## EXERCISE TASK
Set down each entry from the block beneath, exactly as written.

## EXTRACTED MATERIAL
= = = = = = =

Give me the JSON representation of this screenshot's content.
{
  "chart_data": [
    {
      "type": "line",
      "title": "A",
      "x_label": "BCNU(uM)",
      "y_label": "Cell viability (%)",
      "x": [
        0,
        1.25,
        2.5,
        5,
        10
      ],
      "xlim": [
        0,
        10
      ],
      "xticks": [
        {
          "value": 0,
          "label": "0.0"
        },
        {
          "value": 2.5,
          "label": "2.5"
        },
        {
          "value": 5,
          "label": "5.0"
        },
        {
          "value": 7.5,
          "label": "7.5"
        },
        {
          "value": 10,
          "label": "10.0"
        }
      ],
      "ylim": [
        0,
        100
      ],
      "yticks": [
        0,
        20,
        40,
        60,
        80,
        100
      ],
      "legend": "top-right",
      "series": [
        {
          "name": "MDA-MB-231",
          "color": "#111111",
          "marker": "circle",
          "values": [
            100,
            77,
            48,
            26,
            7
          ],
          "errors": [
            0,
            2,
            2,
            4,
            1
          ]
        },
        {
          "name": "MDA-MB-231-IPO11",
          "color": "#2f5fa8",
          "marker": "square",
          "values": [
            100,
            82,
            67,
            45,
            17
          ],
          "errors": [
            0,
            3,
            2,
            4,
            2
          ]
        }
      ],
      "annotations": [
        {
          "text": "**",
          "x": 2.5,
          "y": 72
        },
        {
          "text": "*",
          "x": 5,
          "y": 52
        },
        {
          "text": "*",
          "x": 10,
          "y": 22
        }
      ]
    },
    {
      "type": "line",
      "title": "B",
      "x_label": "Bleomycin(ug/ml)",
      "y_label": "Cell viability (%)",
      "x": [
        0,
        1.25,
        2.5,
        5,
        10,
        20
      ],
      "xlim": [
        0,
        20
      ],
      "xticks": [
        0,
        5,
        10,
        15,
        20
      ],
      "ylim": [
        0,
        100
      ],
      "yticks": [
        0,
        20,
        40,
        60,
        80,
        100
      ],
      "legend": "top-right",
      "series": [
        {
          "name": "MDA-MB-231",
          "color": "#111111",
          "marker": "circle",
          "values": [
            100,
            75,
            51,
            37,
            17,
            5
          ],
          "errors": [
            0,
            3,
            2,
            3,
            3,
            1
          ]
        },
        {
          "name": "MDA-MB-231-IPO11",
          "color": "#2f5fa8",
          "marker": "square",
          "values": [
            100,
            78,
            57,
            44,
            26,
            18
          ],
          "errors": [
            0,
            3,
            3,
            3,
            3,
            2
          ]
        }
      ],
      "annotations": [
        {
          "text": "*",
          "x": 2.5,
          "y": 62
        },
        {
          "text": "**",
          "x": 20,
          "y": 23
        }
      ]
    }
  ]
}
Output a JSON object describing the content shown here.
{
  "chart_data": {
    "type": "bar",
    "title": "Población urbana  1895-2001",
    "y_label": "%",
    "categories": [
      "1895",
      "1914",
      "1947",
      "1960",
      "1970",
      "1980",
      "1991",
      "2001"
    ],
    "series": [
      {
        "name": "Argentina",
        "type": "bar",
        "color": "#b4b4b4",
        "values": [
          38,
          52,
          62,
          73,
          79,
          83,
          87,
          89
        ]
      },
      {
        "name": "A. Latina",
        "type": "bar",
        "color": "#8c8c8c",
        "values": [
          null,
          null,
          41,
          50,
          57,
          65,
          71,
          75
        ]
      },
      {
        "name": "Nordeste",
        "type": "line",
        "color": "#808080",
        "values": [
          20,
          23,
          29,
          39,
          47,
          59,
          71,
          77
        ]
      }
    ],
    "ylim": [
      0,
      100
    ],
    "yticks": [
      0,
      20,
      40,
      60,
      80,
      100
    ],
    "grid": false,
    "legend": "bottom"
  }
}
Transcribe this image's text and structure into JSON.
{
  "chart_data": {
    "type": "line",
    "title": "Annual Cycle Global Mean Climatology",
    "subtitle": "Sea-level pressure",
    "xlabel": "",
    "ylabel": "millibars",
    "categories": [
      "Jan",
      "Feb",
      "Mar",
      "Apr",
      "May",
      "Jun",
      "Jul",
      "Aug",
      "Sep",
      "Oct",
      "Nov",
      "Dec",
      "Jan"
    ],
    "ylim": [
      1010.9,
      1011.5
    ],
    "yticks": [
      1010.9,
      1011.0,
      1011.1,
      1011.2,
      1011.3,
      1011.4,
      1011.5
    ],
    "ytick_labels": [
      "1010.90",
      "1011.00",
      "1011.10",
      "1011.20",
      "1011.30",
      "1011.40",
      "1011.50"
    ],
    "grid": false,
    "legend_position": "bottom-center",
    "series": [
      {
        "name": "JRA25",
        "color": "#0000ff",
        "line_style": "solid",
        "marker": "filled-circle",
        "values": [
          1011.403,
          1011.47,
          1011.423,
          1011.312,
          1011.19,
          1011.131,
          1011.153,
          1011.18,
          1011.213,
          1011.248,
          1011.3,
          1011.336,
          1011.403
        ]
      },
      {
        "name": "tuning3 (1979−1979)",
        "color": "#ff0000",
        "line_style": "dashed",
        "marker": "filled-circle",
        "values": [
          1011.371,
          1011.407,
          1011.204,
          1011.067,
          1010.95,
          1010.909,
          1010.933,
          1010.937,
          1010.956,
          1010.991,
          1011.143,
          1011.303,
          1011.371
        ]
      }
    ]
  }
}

= = = = = = =

## RESULT BELOW
Give me the JSON representation of this screenshot's content.
{
  "chart_data": [
    {
      "type": "line",
      "title": "A",
      "x_label": "BCNU(uM)",
      "y_label": "Cell viability (%)",
      "x": [
        0,
        1.25,
        2.5,
        5,
        10
      ],
      "xlim": [
        0,
        10
      ],
      "xticks": [
        {
          "value": 0,
          "label": "0.0"
        },
        {
          "value": 2.5,
          "label": "2.5"
        },
        {
          "value": 5,
          "label": "5.0"
        },
        {
          "value": 7.5,
          "label": "7.5"
        },
        {
          "value": 10,
          "label": "10.0"
        }
      ],
      "ylim": [
        0,
        100
      ],
      "yticks": [
        0,
        20,
        40,
        60,
        80,
        100
      ],
      "legend": "top-right",
      "series": [
        {
          "name": "MDA-MB-231",
          "color": "#111111",
          "marker": "circle",
          "values": [
            100,
            77,
            48,
            26,
            7
          ],
          "errors": [
            0,
            2,
            2,
            4,
            1
          ]
        },
        {
          "name": "MDA-MB-231-IPO11",
          "color": "#2f5fa8",
          "marker": "square",
          "values": [
            100,
            82,
            67,
            45,
            17
          ],
          "errors": [
            0,
            3,
            2,
            4,
            2
          ]
        }
      ],
      "annotations": [
        {
          "text": "**",
          "x": 2.5,
          "y": 72
        },
        {
          "text": "*",
          "x": 5,
          "y": 52
        },
        {
          "text": "*",
          "x": 10,
          "y": 22
        }
      ]
    },
    {
      "type": "line",
      "title": "B",
      "x_label": "Bleomycin(ug/ml)",
      "y_label": "Cell viability (%)",
      "x": [
        0,
        1.25,
        2.5,
        5,
        10,
        20
      ],
      "xlim": [
        0,
        20
      ],
      "xticks": [
        0,
        5,
        10,
        15,
        20
      ],
      "ylim": [
        0,
        100
      ],
      "yticks": [
        0,
        20,
        40,
        60,
        80,
        100
      ],
      "legend": "top-right",
      "series": [
        {
          "name": "MDA-MB-231",
          "color": "#111111",
          "marker": "circle",
          "values": [
            100,
            75,
            51,
            37,
            17,
            5
          ],
          "errors": [
            0,
            3,
            2,
            3,
            3,
            1
          ]
        },
        {
          "name": "MDA-MB-231-IPO11",
          "color": "#2f5fa8",
          "marker": "square",
          "values": [
            100,
            78,
            57,
            44,
            26,
            18
          ],
          "errors": [
            0,
            3,
            3,
            3,
            3,
            2
          ]
        }
      ],
      "annotations": [
        {
          "text": "*",
          "x": 2.5,
          "y": 62
        },
        {
          "text": "**",
          "x": 20,
          "y": 23
        }
      ]
    }
  ]
}
Output a JSON object describing the content shown here.
{
  "chart_data": {
    "type": "bar",
    "title": "Población urbana  1895-2001",
    "y_label": "%",
    "categories": [
      "1895",
      "1914",
      "1947",
      "1960",
      "1970",
      "1980",
      "1991",
      "2001"
    ],
    "series": [
      {
        "name": "Argentina",
        "type": "bar",
        "color": "#b4b4b4",
        "values": [
          38,
          52,
          62,
          73,
          79,
          83,
          87,
          89
        ]
      },
      {
        "name": "A. Latina",
        "type": "bar",
        "color": "#8c8c8c",
        "values": [
          null,
          null,
          41,
          50,
          57,
          65,
          71,
          75
        ]
      },
      {
        "name": "Nordeste",
        "type": "line",
        "color": "#808080",
        "values": [
          20,
          23,
          29,
          39,
          47,
          59,
          71,
          77
        ]
      }
    ],
    "ylim": [
      0,
      100
    ],
    "yticks": [
      0,
      20,
      40,
      60,
      80,
      100
    ],
    "grid": false,
    "legend": "bottom"
  }
}
Transcribe this image's text and structure into JSON.
{
  "chart_data": {
    "type": "line",
    "title": "Annual Cycle Global Mean Climatology",
    "subtitle": "Sea-level pressure",
    "xlabel": "",
    "ylabel": "millibars",
    "categories": [
      "Jan",
      "Feb",
      "Mar",
      "Apr",
      "May",
      "Jun",
      "Jul",
      "Aug",
      "Sep",
      "Oct",
      "Nov",
      "Dec",
      "Jan"
    ],
    "ylim": [
      1010.9,
      1011.5
    ],
    "yticks": [
      1010.9,
      1011.0,
      1011.1,
      1011.2,
      1011.3,
      1011.4,
      1011.5
    ],
    "ytick_labels": [
      "1010.90",
      "1011.00",
      "1011.10",
      "1011.20",
      "1011.30",
      "1011.40",
      "1011.50"
    ],
    "grid": false,
    "legend_position": "bottom-center",
    "series": [
      {
        "name": "JRA25",
        "color": "#0000ff",
        "line_style": "solid",
        "marker": "filled-circle",
        "values": [
          1011.403,
          1011.47,
          1011.423,
          1011.312,
          1011.19,
          1011.131,
          1011.153,
          1011.18,
          1011.213,
          1011.248,
          1011.3,
          1011.336,
          1011.403
        ]
      },
      {
        "name": "tuning3 (1979−1979)",
        "color": "#ff0000",
        "line_style": "dashed",
        "marker": "filled-circle",
        "values": [
          1011.371,
          1011.407,
          1011.204,
          1011.067,
          1010.95,
          1010.909,
          1010.933,
          1010.937,
          1010.956,
          1010.991,
          1011.143,
          1011.303,
          1011.371
        ]
      }
    ]
  }
}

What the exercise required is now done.